YOUR TASK: Print the data exactly, leaving nothing out.

SUPPLIED DATA:
********

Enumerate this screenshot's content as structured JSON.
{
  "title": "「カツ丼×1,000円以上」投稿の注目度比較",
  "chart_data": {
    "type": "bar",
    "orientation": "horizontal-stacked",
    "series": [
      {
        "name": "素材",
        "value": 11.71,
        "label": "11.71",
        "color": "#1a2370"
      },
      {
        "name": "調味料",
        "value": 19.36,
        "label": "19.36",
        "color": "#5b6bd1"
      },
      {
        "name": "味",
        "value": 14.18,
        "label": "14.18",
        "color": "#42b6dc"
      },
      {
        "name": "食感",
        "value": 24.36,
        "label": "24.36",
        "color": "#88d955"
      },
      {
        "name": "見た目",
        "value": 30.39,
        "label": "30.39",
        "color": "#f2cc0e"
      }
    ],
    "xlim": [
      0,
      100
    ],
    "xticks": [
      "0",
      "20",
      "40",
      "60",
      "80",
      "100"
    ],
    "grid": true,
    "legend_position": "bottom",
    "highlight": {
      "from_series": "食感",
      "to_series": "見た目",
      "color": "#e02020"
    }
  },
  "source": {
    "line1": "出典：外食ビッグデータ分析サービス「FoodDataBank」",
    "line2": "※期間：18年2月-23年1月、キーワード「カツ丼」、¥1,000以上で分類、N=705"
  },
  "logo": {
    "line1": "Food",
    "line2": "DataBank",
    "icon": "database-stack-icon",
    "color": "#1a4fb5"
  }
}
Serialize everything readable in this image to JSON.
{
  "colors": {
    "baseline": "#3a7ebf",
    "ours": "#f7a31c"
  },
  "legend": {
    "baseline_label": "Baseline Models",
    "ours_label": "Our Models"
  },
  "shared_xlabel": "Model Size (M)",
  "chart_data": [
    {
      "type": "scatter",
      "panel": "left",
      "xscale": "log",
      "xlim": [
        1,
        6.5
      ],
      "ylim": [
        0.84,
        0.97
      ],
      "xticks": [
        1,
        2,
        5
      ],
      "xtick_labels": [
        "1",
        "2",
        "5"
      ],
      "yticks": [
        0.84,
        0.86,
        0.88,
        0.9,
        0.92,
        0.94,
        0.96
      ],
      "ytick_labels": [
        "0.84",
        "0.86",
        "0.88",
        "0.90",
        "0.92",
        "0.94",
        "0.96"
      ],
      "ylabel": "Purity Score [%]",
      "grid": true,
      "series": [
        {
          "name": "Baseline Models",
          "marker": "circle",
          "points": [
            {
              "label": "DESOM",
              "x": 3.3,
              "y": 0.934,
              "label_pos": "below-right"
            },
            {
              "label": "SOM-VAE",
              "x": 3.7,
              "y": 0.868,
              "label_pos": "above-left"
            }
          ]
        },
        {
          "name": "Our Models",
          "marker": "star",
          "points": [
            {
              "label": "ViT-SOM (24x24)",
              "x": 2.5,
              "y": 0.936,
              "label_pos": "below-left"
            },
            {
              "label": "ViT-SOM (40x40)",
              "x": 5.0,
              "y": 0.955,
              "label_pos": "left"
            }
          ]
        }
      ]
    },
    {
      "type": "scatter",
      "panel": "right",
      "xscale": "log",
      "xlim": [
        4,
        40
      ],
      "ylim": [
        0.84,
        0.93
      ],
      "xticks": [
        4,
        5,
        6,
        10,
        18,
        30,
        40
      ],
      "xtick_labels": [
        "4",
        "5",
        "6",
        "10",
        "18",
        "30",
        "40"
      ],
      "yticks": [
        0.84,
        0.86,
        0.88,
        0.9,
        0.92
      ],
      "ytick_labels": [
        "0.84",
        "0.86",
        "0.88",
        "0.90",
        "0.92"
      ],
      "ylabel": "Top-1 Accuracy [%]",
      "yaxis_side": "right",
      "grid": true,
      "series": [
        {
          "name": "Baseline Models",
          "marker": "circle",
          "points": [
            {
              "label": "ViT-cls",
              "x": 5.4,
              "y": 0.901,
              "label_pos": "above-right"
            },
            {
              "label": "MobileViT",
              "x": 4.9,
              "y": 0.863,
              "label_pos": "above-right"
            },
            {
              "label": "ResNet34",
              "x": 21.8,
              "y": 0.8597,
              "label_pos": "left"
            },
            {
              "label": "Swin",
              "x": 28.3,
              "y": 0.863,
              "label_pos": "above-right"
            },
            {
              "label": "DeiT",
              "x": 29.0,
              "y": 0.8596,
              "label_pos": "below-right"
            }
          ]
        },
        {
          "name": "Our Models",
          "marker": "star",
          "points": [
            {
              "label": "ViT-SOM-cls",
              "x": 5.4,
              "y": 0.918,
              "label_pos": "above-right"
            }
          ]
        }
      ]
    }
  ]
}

********

ANSWER TO THE TASK:
Enumerate this screenshot's content as structured JSON.
{
  "title": "「カツ丼×1,000円以上」投稿の注目度比較",
  "chart_data": {
    "type": "bar",
    "orientation": "horizontal-stacked",
    "series": [
      {
        "name": "素材",
        "value": 11.71,
        "label": "11.71",
        "color": "#1a2370"
      },
      {
        "name": "調味料",
        "value": 19.36,
        "label": "19.36",
        "color": "#5b6bd1"
      },
      {
        "name": "味",
        "value": 14.18,
        "label": "14.18",
        "color": "#42b6dc"
      },
      {
        "name": "食感",
        "value": 24.36,
        "label": "24.36",
        "color": "#88d955"
      },
      {
        "name": "見た目",
        "value": 30.39,
        "label": "30.39",
        "color": "#f2cc0e"
      }
    ],
    "xlim": [
      0,
      100
    ],
    "xticks": [
      "0",
      "20",
      "40",
      "60",
      "80",
      "100"
    ],
    "grid": true,
    "legend_position": "bottom",
    "highlight": {
      "from_series": "食感",
      "to_series": "見た目",
      "color": "#e02020"
    }
  },
  "source": {
    "line1": "出典：外食ビッグデータ分析サービス「FoodDataBank」",
    "line2": "※期間：18年2月-23年1月、キーワード「カツ丼」、¥1,000以上で分類、N=705"
  },
  "logo": {
    "line1": "Food",
    "line2": "DataBank",
    "icon": "database-stack-icon",
    "color": "#1a4fb5"
  }
}
Serialize everything readable in this image to JSON.
{
  "colors": {
    "baseline": "#3a7ebf",
    "ours": "#f7a31c"
  },
  "legend": {
    "baseline_label": "Baseline Models",
    "ours_label": "Our Models"
  },
  "shared_xlabel": "Model Size (M)",
  "chart_data": [
    {
      "type": "scatter",
      "panel": "left",
      "xscale": "log",
      "xlim": [
        1,
        6.5
      ],
      "ylim": [
        0.84,
        0.97
      ],
      "xticks": [
        1,
        2,
        5
      ],
      "xtick_labels": [
        "1",
        "2",
        "5"
      ],
      "yticks": [
        0.84,
        0.86,
        0.88,
        0.9,
        0.92,
        0.94,
        0.96
      ],
      "ytick_labels": [
        "0.84",
        "0.86",
        "0.88",
        "0.90",
        "0.92",
        "0.94",
        "0.96"
      ],
      "ylabel": "Purity Score [%]",
      "grid": true,
      "series": [
        {
          "name": "Baseline Models",
          "marker": "circle",
          "points": [
            {
              "label": "DESOM",
              "x": 3.3,
              "y": 0.934,
              "label_pos": "below-right"
            },
            {
              "label": "SOM-VAE",
              "x": 3.7,
              "y": 0.868,
              "label_pos": "above-left"
            }
          ]
        },
        {
          "name": "Our Models",
          "marker": "star",
          "points": [
            {
              "label": "ViT-SOM (24x24)",
              "x": 2.5,
              "y": 0.936,
              "label_pos": "below-left"
            },
            {
              "label": "ViT-SOM (40x40)",
              "x": 5.0,
              "y": 0.955,
              "label_pos": "left"
            }
          ]
        }
      ]
    },
    {
      "type": "scatter",
      "panel": "right",
      "xscale": "log",
      "xlim": [
        4,
        40
      ],
      "ylim": [
        0.84,
        0.93
      ],
      "xticks": [
        4,
        5,
        6,
        10,
        18,
        30,
        40
      ],
      "xtick_labels": [
        "4",
        "5",
        "6",
        "10",
        "18",
        "30",
        "40"
      ],
      "yticks": [
        0.84,
        0.86,
        0.88,
        0.9,
        0.92
      ],
      "ytick_labels": [
        "0.84",
        "0.86",
        "0.88",
        "0.90",
        "0.92"
      ],
      "ylabel": "Top-1 Accuracy [%]",
      "yaxis_side": "right",
      "grid": true,
      "series": [
        {
          "name": "Baseline Models",
          "marker": "circle",
          "points": [
            {
              "label": "ViT-cls",
              "x": 5.4,
              "y": 0.901,
              "label_pos": "above-right"
            },
            {
              "label": "MobileViT",
              "x": 4.9,
              "y": 0.863,
              "label_pos": "above-right"
            },
            {
              "label": "ResNet34",
              "x": 21.8,
              "y": 0.8597,
              "label_pos": "left"
            },
            {
              "label": "Swin",
              "x": 28.3,
              "y": 0.863,
              "label_pos": "above-right"
            },
            {
              "label": "DeiT",
              "x": 29.0,
              "y": 0.8596,
              "label_pos": "below-right"
            }
          ]
        },
        {
          "name": "Our Models",
          "marker": "star",
          "points": [
            {
              "label": "ViT-SOM-cls",
              "x": 5.4,
              "y": 0.918,
              "label_pos": "above-right"
            }
          ]
        }
      ]
    }
  ]
}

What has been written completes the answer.